■ **What the task requires**
Go through the data below and copy it exactly, skipping every picture.

■ **Material for this task**
=-=-=
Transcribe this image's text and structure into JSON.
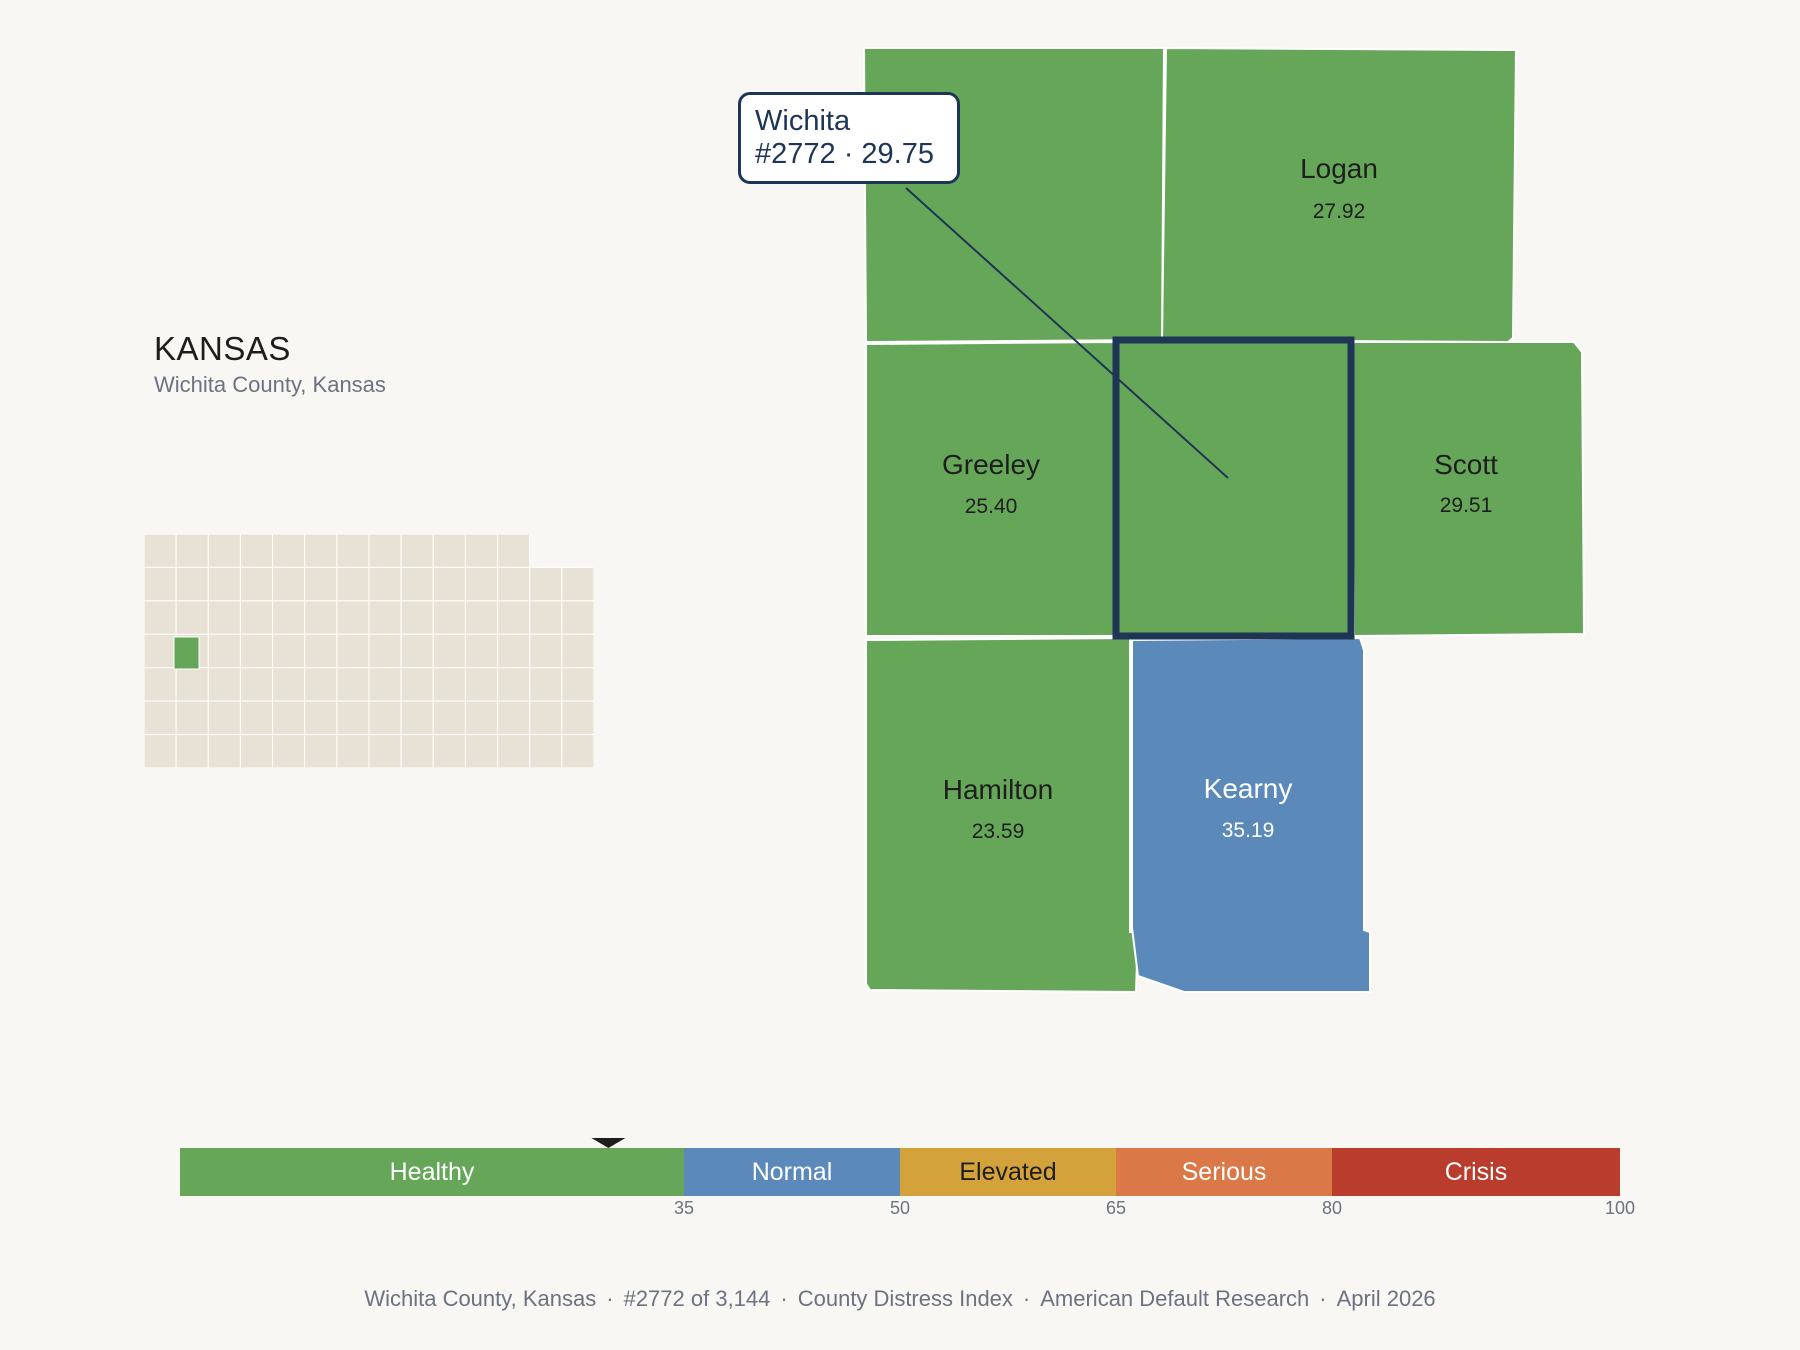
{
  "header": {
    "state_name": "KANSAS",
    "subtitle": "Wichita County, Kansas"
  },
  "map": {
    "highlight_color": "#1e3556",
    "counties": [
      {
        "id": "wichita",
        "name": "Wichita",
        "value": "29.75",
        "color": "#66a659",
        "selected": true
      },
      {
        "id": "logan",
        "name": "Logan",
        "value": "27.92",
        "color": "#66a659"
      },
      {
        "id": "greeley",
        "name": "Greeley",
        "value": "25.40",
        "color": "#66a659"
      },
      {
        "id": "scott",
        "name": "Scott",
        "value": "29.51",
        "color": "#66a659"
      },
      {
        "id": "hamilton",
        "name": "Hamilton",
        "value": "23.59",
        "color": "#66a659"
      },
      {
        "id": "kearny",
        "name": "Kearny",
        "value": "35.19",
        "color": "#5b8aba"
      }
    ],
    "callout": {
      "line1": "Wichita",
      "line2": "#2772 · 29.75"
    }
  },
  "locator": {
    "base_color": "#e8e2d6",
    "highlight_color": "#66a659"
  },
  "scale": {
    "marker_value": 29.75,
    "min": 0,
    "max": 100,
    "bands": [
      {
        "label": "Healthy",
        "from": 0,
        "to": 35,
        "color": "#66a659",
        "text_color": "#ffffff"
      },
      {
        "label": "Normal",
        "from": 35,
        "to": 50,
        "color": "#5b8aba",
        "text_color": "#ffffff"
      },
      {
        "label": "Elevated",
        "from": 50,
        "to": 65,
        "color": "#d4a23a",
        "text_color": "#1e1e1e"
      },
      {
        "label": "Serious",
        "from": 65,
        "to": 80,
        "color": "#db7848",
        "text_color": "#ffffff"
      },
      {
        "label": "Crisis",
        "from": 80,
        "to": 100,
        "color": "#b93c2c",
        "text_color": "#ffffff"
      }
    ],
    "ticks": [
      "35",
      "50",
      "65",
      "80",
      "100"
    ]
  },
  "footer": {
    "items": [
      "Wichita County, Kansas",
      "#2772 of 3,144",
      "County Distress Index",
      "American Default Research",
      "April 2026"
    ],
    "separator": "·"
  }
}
=-=-=
■ **Written answer**
Transcribe this image's text and structure into JSON.
{
  "header": {
    "state_name": "KANSAS",
    "subtitle": "Wichita County, Kansas"
  },
  "map": {
    "highlight_color": "#1e3556",
    "counties": [
      {
        "id": "wichita",
        "name": "Wichita",
        "value": "29.75",
        "color": "#66a659",
        "selected": true
      },
      {
        "id": "logan",
        "name": "Logan",
        "value": "27.92",
        "color": "#66a659"
      },
      {
        "id": "greeley",
        "name": "Greeley",
        "value": "25.40",
        "color": "#66a659"
      },
      {
        "id": "scott",
        "name": "Scott",
        "value": "29.51",
        "color": "#66a659"
      },
      {
        "id": "hamilton",
        "name": "Hamilton",
        "value": "23.59",
        "color": "#66a659"
      },
      {
        "id": "kearny",
        "name": "Kearny",
        "value": "35.19",
        "color": "#5b8aba"
      }
    ],
    "callout": {
      "line1": "Wichita",
      "line2": "#2772 · 29.75"
    }
  },
  "locator": {
    "base_color": "#e8e2d6",
    "highlight_color": "#66a659"
  },
  "scale": {
    "marker_value": 29.75,
    "min": 0,
    "max": 100,
    "bands": [
      {
        "label": "Healthy",
        "from": 0,
        "to": 35,
        "color": "#66a659",
        "text_color": "#ffffff"
      },
      {
        "label": "Normal",
        "from": 35,
        "to": 50,
        "color": "#5b8aba",
        "text_color": "#ffffff"
      },
      {
        "label": "Elevated",
        "from": 50,
        "to": 65,
        "color": "#d4a23a",
        "text_color": "#1e1e1e"
      },
      {
        "label": "Serious",
        "from": 65,
        "to": 80,
        "color": "#db7848",
        "text_color": "#ffffff"
      },
      {
        "label": "Crisis",
        "from": 80,
        "to": 100,
        "color": "#b93c2c",
        "text_color": "#ffffff"
      }
    ],
    "ticks": [
      "35",
      "50",
      "65",
      "80",
      "100"
    ]
  },
  "footer": {
    "items": [
      "Wichita County, Kansas",
      "#2772 of 3,144",
      "County Distress Index",
      "American Default Research",
      "April 2026"
    ],
    "separator": "·"
  }
}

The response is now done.